> _THE TASK_
In the records below, rewrite the lines starting with the line containing "Circle shape (492, 82, 508, 98)" and going on through the line containing "Bar (56, 308, 65, 322)". Switch "Polygon shape" to "Polygon region" and leave everything else unchanged.

[start of DATA PROVIDED]

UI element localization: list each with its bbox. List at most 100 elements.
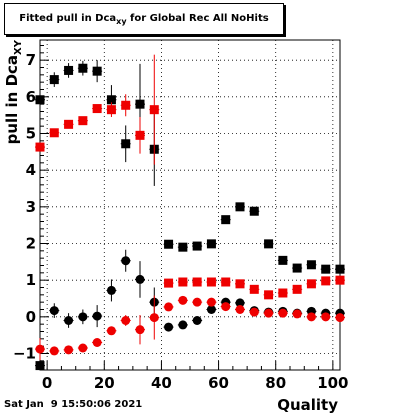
y-tick-label: 5 (26, 125, 36, 143)
data-point-square (249, 206, 259, 216)
data-point-circle (221, 302, 231, 312)
data-point-circle (49, 346, 59, 356)
data-point-circle (78, 343, 88, 353)
data-point-circle (206, 297, 216, 307)
data-point-square (92, 66, 102, 76)
data-point-circle (35, 344, 45, 354)
data-point-square (221, 215, 231, 225)
data-point-square (249, 284, 259, 294)
data-point-circle (178, 320, 188, 330)
data-point-square (49, 75, 59, 85)
timestamp: Sat Jan 9 15:50:06 2021 (4, 399, 143, 410)
data-point-square (306, 279, 316, 289)
y-tick-label: 0 (26, 308, 36, 326)
title-prefix: Fitted pull in Dca (19, 13, 117, 24)
data-point-square (192, 241, 202, 251)
data-point-circle (149, 313, 159, 323)
data-point-circle (164, 302, 174, 312)
y-tick-label: 1 (26, 271, 36, 289)
x-tick-label: 100 (317, 374, 348, 392)
data-point-square (292, 263, 302, 273)
data-point-circle (64, 345, 74, 355)
x-tick-label: 40 (151, 374, 172, 392)
data-point-circle (135, 274, 145, 284)
data-point-square (321, 276, 331, 286)
tick-labels: 0 20 40 60 80 100 −1 0 1 2 3 4 5 6 7 (13, 51, 349, 392)
data-point-square (135, 130, 145, 140)
data-point-circle (192, 297, 202, 307)
data-point-square (278, 288, 288, 298)
data-point-circle (306, 312, 316, 322)
data-point-circle (106, 285, 116, 295)
y-tick-label: −1 (13, 345, 36, 363)
chart-title: Fitted pull in Dcaxy for Global Rec All … (4, 3, 284, 35)
data-point-circle (235, 305, 245, 314)
data-point-circle (249, 307, 259, 317)
data-point-square (306, 260, 316, 270)
data-point-circle (135, 325, 145, 335)
data-point-square (178, 242, 188, 252)
data-point-circle (192, 316, 202, 325)
data-point-circle (321, 312, 331, 322)
data-point-square (49, 128, 59, 138)
data-point-circle (78, 312, 88, 322)
data-point-square (92, 104, 102, 114)
data-point-circle (106, 326, 116, 336)
data-point-circle (164, 322, 174, 332)
data-marks (35, 54, 345, 371)
data-point-circle (92, 311, 102, 321)
data-point-circle (206, 305, 216, 314)
y-axis-label: pull in DcaXY (3, 39, 24, 144)
data-point-square (35, 95, 45, 105)
data-point-square (78, 116, 88, 126)
data-point-square (321, 264, 331, 274)
data-point-square (149, 105, 159, 115)
data-point-square (78, 63, 88, 73)
data-point-circle (292, 309, 302, 319)
x-tick-label: 80 (265, 374, 286, 392)
data-point-square (121, 100, 131, 110)
title-suffix: for Global Rec All NoHits (126, 13, 269, 24)
data-point-square (235, 202, 245, 212)
data-point-circle (121, 256, 131, 266)
data-point-square (64, 65, 74, 75)
data-point-square (264, 290, 274, 300)
axis-ticks (40, 45, 334, 370)
data-point-circle (49, 306, 59, 316)
data-point-circle (278, 308, 288, 318)
data-point-square (164, 239, 174, 249)
data-point-circle (264, 308, 274, 318)
data-point-square (278, 255, 288, 265)
y-axis-label-main: pull in Dca (3, 55, 21, 144)
y-tick-label: 2 (26, 235, 36, 253)
data-point-square (64, 119, 74, 129)
data-point-square (335, 275, 345, 285)
series-2 (35, 54, 345, 300)
plot-area (39, 39, 341, 371)
data-point-square (121, 139, 131, 149)
data-point-circle (64, 316, 74, 325)
title-subscript: xy (116, 17, 127, 26)
data-point-square (35, 142, 45, 152)
x-tick-label: 20 (94, 374, 115, 392)
data-point-square (335, 264, 345, 274)
x-tick-label: 0 (42, 374, 52, 392)
data-point-square (206, 239, 216, 249)
y-tick-label: 3 (26, 198, 36, 216)
y-tick-label: 6 (26, 88, 36, 106)
data-point-square (135, 99, 145, 109)
x-tick-label: 60 (208, 374, 229, 392)
data-point-square (35, 361, 45, 371)
data-point-circle (92, 338, 102, 347)
series-4 (35, 295, 345, 361)
data-point-circle (235, 298, 245, 308)
data-point-square (178, 277, 188, 287)
data-point-circle (178, 295, 188, 305)
data-point-square (292, 284, 302, 294)
data-point-square (106, 105, 116, 115)
data-point-square (206, 277, 216, 287)
data-point-square (235, 279, 245, 289)
x-axis-label: Quality (277, 396, 338, 414)
data-point-square (192, 277, 202, 287)
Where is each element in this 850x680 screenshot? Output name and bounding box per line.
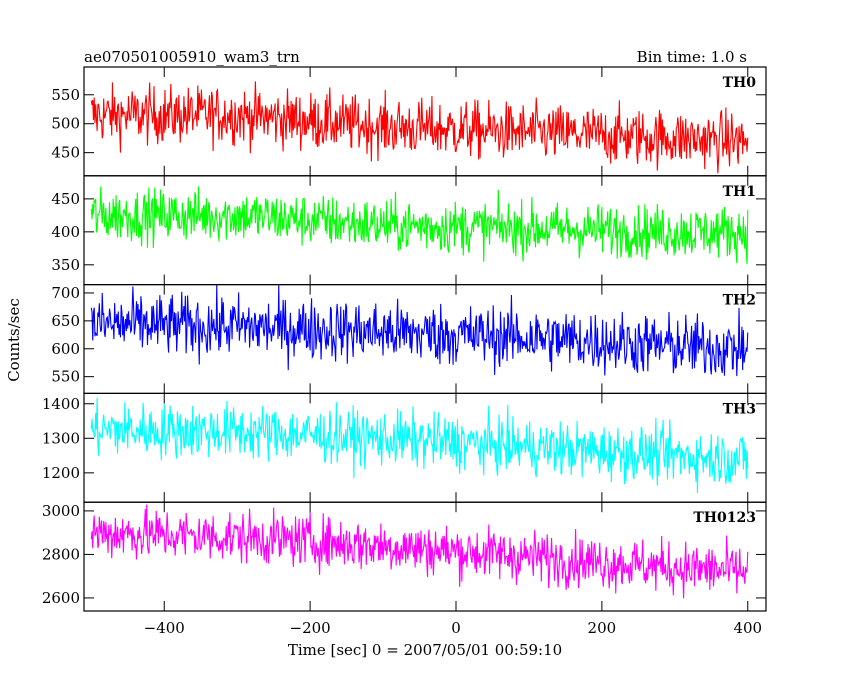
y-tick-label: 1400 <box>42 395 80 413</box>
y-tick-label: 550 <box>51 86 80 104</box>
x-tick-label: 200 <box>588 619 617 637</box>
panel-label: TH0 <box>723 75 757 91</box>
y-tick-label: 700 <box>51 284 80 302</box>
y-tick-label: 3000 <box>42 502 80 520</box>
series-line-th3 <box>90 397 749 493</box>
y-tick-label: 600 <box>51 340 80 358</box>
panels-group: 450 500 550 TH0 350 400 450 TH1 550 600 650 700 TH2 1… <box>42 66 767 637</box>
series-line-th2 <box>90 284 749 377</box>
panel-th3: 1200 1300 1400 TH3 <box>42 392 767 503</box>
x-tick-label: −200 <box>290 619 331 637</box>
y-tick-label: 1300 <box>42 429 80 447</box>
panel-th0: 450 500 550 TH0 <box>51 66 767 177</box>
chart-title: ae070501005910_wam3_trn <box>84 48 300 66</box>
y-tick-label: 500 <box>51 115 80 133</box>
y-tick-label: 450 <box>51 144 80 162</box>
bin-time-label: Bin time: 1.0 s <box>637 48 747 66</box>
y-tick-label: 550 <box>51 368 80 386</box>
panel-label: TH3 <box>723 401 756 417</box>
panel-label: TH2 <box>723 293 756 309</box>
y-tick-label: 350 <box>51 256 80 274</box>
y-tick-label: 450 <box>51 190 80 208</box>
panel-th0123: 2600 2800 3000 TH0123 <box>42 501 767 612</box>
panel-label: TH1 <box>723 184 756 200</box>
y-tick-label: 1200 <box>42 464 80 482</box>
series-line-th1 <box>90 186 749 264</box>
panel-frame <box>83 501 767 612</box>
y-tick-label: 400 <box>51 223 80 241</box>
y-tick-label: 650 <box>51 312 80 330</box>
panel-label: TH0123 <box>693 510 756 526</box>
x-tick-label: −400 <box>144 619 185 637</box>
x-tick-label: 0 <box>451 619 461 637</box>
y-tick-label: 2800 <box>42 545 80 563</box>
series-line-th0123 <box>90 504 749 599</box>
panel-th2: 550 600 650 700 TH2 <box>51 284 767 395</box>
x-tick-label: 400 <box>733 619 762 637</box>
series-line-th0 <box>90 81 749 174</box>
panel-th1: 350 400 450 TH1 <box>51 175 767 286</box>
y-axis-label: Counts/sec <box>5 298 23 382</box>
x-axis-label: Time [sec] 0 = 2007/05/01 00:59:10 <box>288 641 562 659</box>
y-tick-label: 2600 <box>42 589 80 607</box>
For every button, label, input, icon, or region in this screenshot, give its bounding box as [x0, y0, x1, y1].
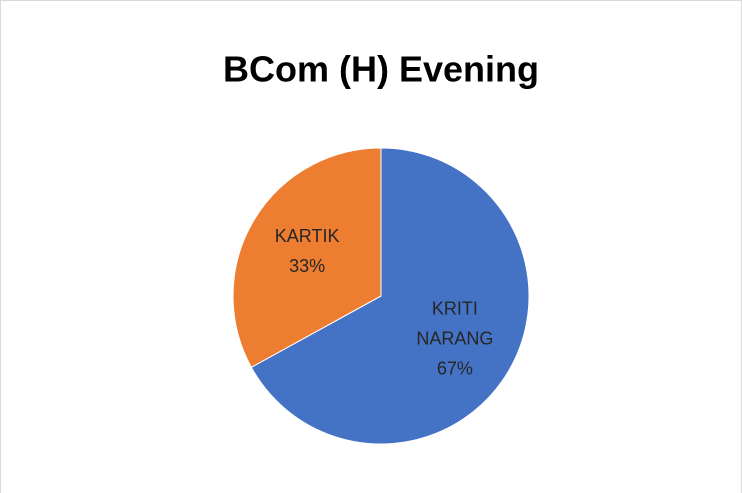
chart-title: BCom (H) Evening: [223, 49, 539, 90]
slice-value-label: 67%: [437, 358, 473, 378]
slice-category-label: KRITI NARANG: [416, 298, 493, 348]
slice-category-label: KARTIK: [275, 226, 340, 246]
slice-value-label: 33%: [289, 256, 325, 276]
pie-slice: [250, 147, 530, 445]
pie-slice: [232, 147, 382, 368]
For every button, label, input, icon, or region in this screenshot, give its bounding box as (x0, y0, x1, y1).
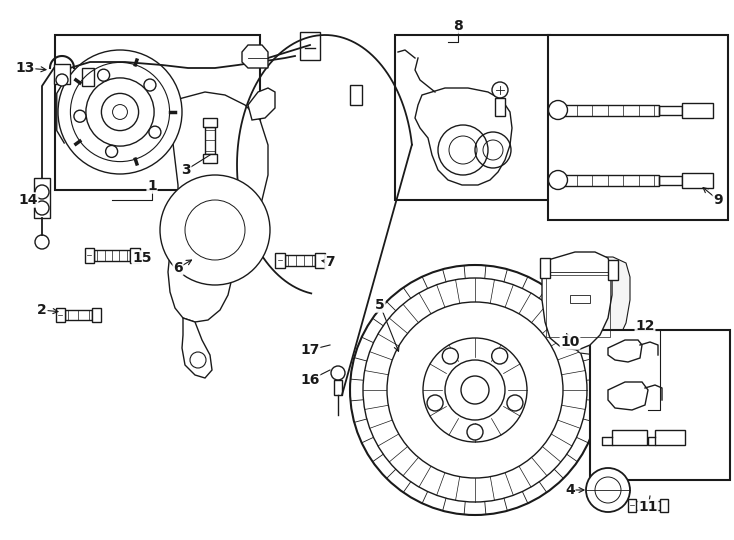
Circle shape (492, 82, 508, 98)
Circle shape (443, 348, 458, 364)
Polygon shape (248, 88, 275, 120)
Bar (55, 35, 260, 190)
Bar (285, 254, 315, 266)
Circle shape (144, 79, 156, 91)
Text: 6: 6 (173, 261, 183, 275)
Polygon shape (182, 318, 212, 378)
Bar (636, 501, 660, 510)
Bar (570, 295, 590, 303)
Circle shape (507, 395, 523, 411)
Text: 12: 12 (635, 319, 655, 333)
Circle shape (58, 50, 182, 174)
Text: 16: 16 (300, 373, 320, 387)
Circle shape (427, 395, 443, 411)
Bar (56, 308, 65, 322)
Circle shape (56, 74, 68, 86)
Bar (546, 275, 610, 337)
Circle shape (423, 338, 527, 442)
Bar (548, 35, 728, 220)
Bar (682, 172, 713, 187)
Bar (84, 247, 95, 262)
Text: 15: 15 (132, 251, 152, 265)
Text: 10: 10 (560, 335, 580, 349)
Circle shape (363, 278, 587, 502)
Bar (608, 260, 618, 280)
Bar (558, 174, 658, 186)
Bar (658, 176, 682, 185)
Text: 14: 14 (18, 193, 37, 207)
Polygon shape (415, 88, 512, 185)
Text: 11: 11 (639, 500, 658, 514)
Text: 7: 7 (325, 255, 335, 269)
Bar (95, 249, 130, 260)
Bar (395, 35, 550, 200)
Bar (540, 258, 550, 278)
Bar (612, 430, 647, 445)
Bar (82, 68, 94, 86)
Bar (315, 253, 325, 267)
Bar (658, 105, 682, 114)
Bar (130, 247, 139, 262)
Bar (628, 498, 636, 511)
Text: 1: 1 (147, 179, 157, 193)
Circle shape (467, 424, 483, 440)
Circle shape (548, 100, 567, 119)
Bar (34, 178, 50, 218)
Circle shape (461, 376, 489, 404)
Polygon shape (242, 45, 268, 68)
Bar (660, 498, 668, 511)
Polygon shape (542, 252, 612, 350)
Polygon shape (560, 257, 630, 355)
Circle shape (387, 302, 563, 478)
Circle shape (331, 366, 345, 380)
Text: 3: 3 (181, 163, 191, 177)
Text: 13: 13 (15, 61, 34, 75)
Bar (65, 310, 92, 320)
Bar (655, 430, 685, 445)
Circle shape (492, 348, 508, 364)
Bar (682, 103, 713, 118)
Circle shape (548, 171, 567, 190)
Bar (92, 308, 101, 322)
Circle shape (70, 63, 170, 161)
Bar (275, 253, 285, 267)
Polygon shape (168, 92, 268, 322)
Bar (300, 32, 320, 60)
Circle shape (149, 126, 161, 138)
Bar (334, 380, 342, 395)
Circle shape (98, 69, 109, 81)
Circle shape (350, 265, 600, 515)
Text: 2: 2 (37, 303, 47, 317)
Bar (495, 98, 505, 116)
Circle shape (160, 175, 270, 285)
Circle shape (445, 360, 505, 420)
Text: 17: 17 (300, 343, 320, 357)
Bar (203, 153, 217, 163)
Circle shape (86, 78, 154, 146)
Text: 8: 8 (453, 19, 463, 33)
Text: 9: 9 (713, 193, 723, 207)
Circle shape (586, 468, 630, 512)
Bar (590, 330, 730, 480)
Bar (205, 126, 215, 153)
Text: 5: 5 (375, 298, 385, 312)
Circle shape (74, 110, 86, 122)
Circle shape (595, 477, 621, 503)
Circle shape (101, 93, 139, 131)
Bar (203, 118, 217, 126)
Text: 4: 4 (565, 483, 575, 497)
Circle shape (106, 145, 117, 158)
Bar (54, 64, 70, 84)
Bar (558, 105, 658, 116)
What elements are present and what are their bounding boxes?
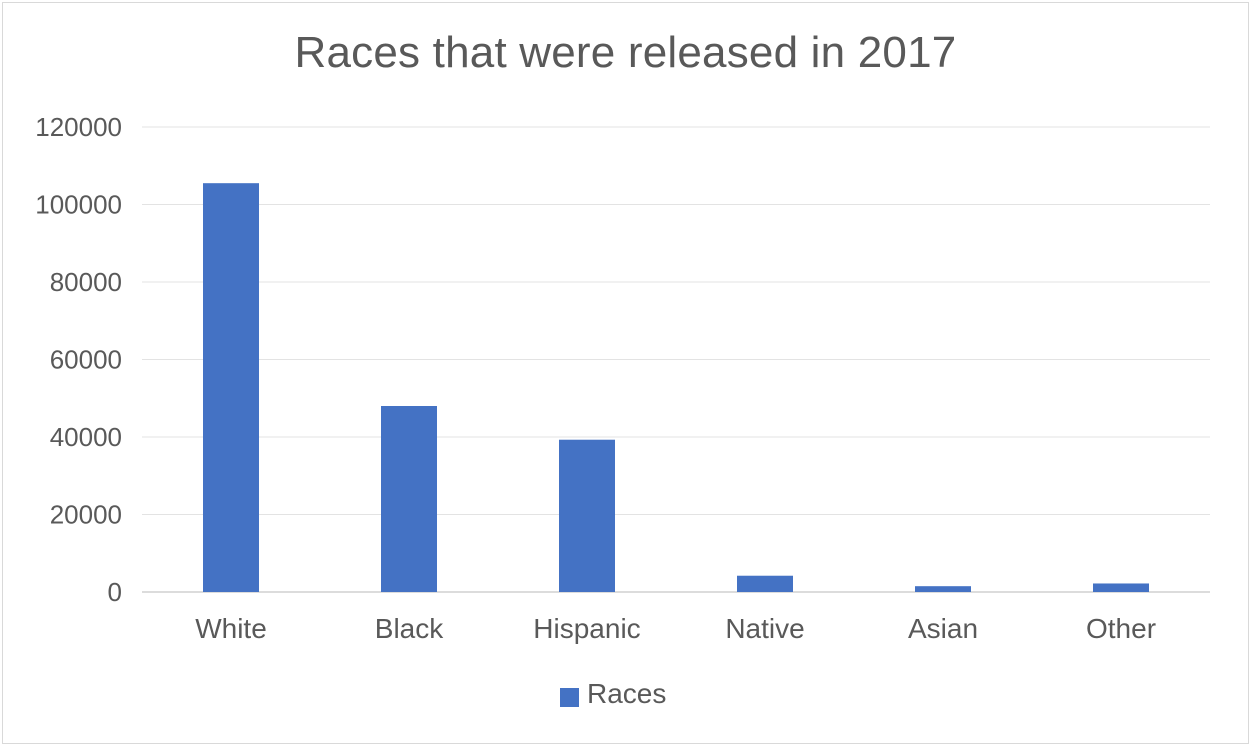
bar-black (381, 406, 437, 592)
x-tick-label: Native (725, 613, 804, 644)
y-tick-label: 100000 (35, 190, 122, 220)
x-tick-label: Asian (908, 613, 978, 644)
bar-hispanic (559, 439, 615, 592)
y-tick-label: 20000 (50, 500, 122, 530)
y-tick-label: 60000 (50, 345, 122, 375)
bar-native (737, 575, 793, 592)
x-tick-label: Black (375, 613, 444, 644)
y-tick-label: 80000 (50, 267, 122, 297)
bar-asian (915, 586, 971, 592)
legend: Races (560, 678, 666, 710)
y-tick-label: 40000 (50, 422, 122, 452)
legend-label-races: Races (587, 678, 667, 709)
chart-title: Races that were released in 2017 (294, 28, 957, 77)
x-tick-label: Other (1086, 613, 1156, 644)
bar-other (1093, 583, 1149, 592)
y-tick-label: 0 (108, 577, 122, 607)
x-tick-label: Hispanic (533, 613, 640, 644)
legend-swatch-races (560, 687, 579, 707)
x-tick-label: White (195, 613, 267, 644)
bar-white (203, 183, 259, 592)
y-tick-label: 120000 (35, 112, 122, 142)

[end of DATA PROVIDED]

> _RIGHT ANSWER_
Circle shape (492, 82, 508, 98)
Circle shape (443, 348, 458, 364)
Polygon region (248, 88, 275, 120)
Bar (55, 35, 260, 190)
Bar (285, 254, 315, 266)
Circle shape (144, 79, 156, 91)
Text: 6: 6 (173, 261, 183, 275)
Polygon region (182, 318, 212, 378)
Bar (636, 501, 660, 510)
Bar (570, 295, 590, 303)
Circle shape (507, 395, 523, 411)
Text: 12: 12 (635, 319, 655, 333)
Circle shape (58, 50, 182, 174)
Text: 16: 16 (300, 373, 320, 387)
Circle shape (427, 395, 443, 411)
Bar (56, 308, 65, 322)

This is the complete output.